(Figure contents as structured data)
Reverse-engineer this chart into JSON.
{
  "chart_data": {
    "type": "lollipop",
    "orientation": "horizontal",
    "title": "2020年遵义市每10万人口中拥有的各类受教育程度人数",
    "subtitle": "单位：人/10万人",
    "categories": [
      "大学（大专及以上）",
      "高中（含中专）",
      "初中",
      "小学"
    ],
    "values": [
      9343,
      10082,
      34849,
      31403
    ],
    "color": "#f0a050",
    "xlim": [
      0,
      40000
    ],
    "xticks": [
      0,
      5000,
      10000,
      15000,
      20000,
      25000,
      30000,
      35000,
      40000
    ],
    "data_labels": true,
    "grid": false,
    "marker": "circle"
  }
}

> **TASK TO COMPLETE**
Write the material out again in its entirety, exactly as shown.

> **COMPLETED EXERCISE**
Reverse-engineer this chart into JSON.
{
  "chart_data": {
    "type": "lollipop",
    "orientation": "horizontal",
    "title": "2020年遵义市每10万人口中拥有的各类受教育程度人数",
    "subtitle": "单位：人/10万人",
    "categories": [
      "大学（大专及以上）",
      "高中（含中专）",
      "初中",
      "小学"
    ],
    "values": [
      9343,
      10082,
      34849,
      31403
    ],
    "color": "#f0a050",
    "xlim": [
      0,
      40000
    ],
    "xticks": [
      0,
      5000,
      10000,
      15000,
      20000,
      25000,
      30000,
      35000,
      40000
    ],
    "data_labels": true,
    "grid": false,
    "marker": "circle"
  }
}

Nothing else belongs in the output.